---------- EXERCISE INPUT

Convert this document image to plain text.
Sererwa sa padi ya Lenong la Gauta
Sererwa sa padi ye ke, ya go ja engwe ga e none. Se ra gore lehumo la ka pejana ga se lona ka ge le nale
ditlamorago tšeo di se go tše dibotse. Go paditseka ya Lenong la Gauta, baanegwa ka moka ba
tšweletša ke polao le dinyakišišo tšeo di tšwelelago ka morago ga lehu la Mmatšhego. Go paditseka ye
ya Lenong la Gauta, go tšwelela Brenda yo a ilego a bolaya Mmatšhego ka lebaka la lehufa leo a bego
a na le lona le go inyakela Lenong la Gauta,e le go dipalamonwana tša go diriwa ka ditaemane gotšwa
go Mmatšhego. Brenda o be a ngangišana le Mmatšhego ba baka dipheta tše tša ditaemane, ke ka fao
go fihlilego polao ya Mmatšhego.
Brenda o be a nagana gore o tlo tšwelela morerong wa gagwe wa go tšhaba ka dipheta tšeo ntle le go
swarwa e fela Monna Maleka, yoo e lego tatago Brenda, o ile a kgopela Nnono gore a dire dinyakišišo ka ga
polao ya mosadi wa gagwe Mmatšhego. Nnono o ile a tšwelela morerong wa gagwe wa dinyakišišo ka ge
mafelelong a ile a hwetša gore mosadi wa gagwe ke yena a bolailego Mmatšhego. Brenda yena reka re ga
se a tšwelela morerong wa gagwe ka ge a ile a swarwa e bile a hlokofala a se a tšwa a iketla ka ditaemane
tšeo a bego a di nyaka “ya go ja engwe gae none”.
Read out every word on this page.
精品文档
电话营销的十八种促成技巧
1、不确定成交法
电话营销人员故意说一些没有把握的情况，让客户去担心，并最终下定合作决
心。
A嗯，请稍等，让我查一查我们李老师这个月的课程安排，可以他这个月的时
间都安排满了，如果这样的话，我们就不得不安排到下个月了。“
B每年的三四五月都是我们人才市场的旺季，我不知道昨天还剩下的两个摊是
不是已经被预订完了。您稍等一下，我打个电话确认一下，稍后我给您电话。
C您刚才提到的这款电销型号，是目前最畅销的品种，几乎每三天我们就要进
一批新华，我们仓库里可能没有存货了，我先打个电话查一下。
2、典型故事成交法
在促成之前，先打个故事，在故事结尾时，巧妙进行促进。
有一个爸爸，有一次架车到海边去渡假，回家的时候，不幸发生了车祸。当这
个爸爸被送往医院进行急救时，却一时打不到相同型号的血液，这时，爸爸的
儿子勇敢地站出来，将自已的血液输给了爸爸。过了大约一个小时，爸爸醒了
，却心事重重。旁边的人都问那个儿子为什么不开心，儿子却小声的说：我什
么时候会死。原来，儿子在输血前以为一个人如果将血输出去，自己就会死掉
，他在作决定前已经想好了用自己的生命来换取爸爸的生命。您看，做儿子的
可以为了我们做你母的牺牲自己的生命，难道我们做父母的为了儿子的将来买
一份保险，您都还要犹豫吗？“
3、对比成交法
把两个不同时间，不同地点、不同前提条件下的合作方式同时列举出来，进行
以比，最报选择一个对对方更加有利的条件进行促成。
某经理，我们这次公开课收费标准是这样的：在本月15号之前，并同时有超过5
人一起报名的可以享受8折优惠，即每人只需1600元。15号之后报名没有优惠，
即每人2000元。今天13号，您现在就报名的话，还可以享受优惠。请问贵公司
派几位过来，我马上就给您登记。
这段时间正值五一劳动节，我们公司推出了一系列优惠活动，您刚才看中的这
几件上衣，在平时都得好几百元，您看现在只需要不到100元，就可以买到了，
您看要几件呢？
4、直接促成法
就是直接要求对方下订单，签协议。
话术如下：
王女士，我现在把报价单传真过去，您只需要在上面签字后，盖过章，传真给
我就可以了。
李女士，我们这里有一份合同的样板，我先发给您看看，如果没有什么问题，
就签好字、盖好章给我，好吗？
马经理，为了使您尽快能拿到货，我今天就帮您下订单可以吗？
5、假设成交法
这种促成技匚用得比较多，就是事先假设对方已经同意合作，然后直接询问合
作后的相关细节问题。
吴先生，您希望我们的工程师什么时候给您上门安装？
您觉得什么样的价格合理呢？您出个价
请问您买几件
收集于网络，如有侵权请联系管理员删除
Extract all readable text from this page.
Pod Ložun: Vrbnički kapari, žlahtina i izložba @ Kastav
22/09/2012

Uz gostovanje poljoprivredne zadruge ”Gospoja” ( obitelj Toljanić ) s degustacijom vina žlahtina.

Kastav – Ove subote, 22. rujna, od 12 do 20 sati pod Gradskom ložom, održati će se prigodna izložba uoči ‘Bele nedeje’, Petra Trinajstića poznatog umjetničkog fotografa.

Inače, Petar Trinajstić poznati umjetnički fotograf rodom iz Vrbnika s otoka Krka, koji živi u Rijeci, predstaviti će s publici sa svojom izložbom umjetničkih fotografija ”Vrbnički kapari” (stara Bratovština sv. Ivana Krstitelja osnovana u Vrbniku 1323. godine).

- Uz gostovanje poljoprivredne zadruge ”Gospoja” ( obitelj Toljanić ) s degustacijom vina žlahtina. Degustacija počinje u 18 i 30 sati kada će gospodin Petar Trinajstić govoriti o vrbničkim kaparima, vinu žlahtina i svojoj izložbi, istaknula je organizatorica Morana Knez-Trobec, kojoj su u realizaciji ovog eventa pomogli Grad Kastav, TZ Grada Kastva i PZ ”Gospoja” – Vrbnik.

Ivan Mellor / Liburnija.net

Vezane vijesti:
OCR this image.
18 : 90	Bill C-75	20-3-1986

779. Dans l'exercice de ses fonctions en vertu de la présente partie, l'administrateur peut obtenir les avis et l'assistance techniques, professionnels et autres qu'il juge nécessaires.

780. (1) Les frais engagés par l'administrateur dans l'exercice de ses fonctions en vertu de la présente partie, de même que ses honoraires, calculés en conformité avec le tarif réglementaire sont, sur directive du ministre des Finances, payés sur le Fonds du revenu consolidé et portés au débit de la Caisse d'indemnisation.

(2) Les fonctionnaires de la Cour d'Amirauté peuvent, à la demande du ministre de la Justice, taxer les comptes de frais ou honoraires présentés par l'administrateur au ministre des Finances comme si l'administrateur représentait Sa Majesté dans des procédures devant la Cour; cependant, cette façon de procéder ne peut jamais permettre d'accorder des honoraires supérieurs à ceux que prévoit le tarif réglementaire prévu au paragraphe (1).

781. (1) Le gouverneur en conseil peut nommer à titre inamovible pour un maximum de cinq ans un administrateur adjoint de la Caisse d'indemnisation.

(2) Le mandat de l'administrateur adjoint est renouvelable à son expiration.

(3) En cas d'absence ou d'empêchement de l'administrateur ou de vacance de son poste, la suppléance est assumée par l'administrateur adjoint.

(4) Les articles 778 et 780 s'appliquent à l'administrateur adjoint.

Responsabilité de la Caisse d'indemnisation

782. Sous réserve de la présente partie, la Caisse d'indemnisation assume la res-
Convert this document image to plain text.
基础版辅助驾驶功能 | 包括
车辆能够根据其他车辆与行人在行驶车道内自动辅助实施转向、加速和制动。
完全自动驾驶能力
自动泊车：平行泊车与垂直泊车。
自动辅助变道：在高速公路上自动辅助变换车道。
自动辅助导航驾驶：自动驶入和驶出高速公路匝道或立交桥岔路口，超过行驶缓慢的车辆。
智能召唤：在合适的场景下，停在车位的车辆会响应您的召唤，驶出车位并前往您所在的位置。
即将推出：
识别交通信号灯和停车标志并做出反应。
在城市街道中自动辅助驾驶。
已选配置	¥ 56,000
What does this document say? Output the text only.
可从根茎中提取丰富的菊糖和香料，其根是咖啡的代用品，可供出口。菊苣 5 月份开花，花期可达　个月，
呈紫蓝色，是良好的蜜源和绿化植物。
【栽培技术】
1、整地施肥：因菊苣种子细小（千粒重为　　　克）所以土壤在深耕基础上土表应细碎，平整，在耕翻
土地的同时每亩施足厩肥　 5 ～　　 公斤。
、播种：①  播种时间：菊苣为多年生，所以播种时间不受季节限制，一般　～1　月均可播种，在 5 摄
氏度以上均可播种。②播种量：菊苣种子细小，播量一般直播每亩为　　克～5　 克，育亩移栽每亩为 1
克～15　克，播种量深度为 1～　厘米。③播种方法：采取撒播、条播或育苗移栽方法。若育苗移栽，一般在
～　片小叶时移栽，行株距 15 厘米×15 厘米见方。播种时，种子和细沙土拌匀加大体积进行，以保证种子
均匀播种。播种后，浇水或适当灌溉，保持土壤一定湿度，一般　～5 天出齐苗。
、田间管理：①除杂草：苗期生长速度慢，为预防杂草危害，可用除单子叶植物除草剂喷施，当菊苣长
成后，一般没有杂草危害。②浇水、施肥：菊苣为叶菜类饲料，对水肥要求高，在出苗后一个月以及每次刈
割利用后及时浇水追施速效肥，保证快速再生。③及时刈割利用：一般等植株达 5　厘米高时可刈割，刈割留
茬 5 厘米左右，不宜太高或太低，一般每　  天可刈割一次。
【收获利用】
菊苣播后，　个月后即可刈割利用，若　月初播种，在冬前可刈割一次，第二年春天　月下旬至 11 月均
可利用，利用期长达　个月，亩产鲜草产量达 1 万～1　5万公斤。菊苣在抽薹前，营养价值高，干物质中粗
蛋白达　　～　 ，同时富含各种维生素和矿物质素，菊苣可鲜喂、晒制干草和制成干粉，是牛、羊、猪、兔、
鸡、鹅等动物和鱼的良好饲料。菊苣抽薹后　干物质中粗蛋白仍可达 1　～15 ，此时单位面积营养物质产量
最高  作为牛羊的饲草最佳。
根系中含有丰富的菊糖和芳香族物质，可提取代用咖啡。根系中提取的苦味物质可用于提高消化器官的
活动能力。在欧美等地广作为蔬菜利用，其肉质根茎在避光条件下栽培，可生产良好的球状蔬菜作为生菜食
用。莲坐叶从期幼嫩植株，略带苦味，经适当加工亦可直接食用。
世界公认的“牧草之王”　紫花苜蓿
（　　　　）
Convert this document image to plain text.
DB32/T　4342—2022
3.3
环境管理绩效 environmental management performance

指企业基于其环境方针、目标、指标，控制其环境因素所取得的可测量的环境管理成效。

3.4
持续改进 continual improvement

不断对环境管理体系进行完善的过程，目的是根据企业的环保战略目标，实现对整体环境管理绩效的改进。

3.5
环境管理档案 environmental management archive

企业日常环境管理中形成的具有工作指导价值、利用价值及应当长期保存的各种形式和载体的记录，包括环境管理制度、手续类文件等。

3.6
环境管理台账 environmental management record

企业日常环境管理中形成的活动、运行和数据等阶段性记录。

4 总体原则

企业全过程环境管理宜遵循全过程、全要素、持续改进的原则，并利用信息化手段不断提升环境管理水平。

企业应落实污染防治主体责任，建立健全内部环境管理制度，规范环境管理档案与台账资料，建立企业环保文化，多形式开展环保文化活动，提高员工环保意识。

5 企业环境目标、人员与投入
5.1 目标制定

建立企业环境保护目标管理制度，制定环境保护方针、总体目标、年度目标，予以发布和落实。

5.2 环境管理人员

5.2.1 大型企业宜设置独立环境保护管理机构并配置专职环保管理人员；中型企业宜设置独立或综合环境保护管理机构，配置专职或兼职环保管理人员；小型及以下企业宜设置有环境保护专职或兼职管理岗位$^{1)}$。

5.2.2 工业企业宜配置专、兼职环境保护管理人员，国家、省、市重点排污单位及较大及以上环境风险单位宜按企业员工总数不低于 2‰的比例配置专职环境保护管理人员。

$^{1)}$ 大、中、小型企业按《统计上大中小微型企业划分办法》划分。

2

--------------------

* EXERCISE REQUIREMENTS
Read the entries and pick out all lines that include the word "management".

* RIGHT ANSWER
环境管理绩效 environmental management performance
环境管理档案 environmental management archive
环境管理台账 environmental management record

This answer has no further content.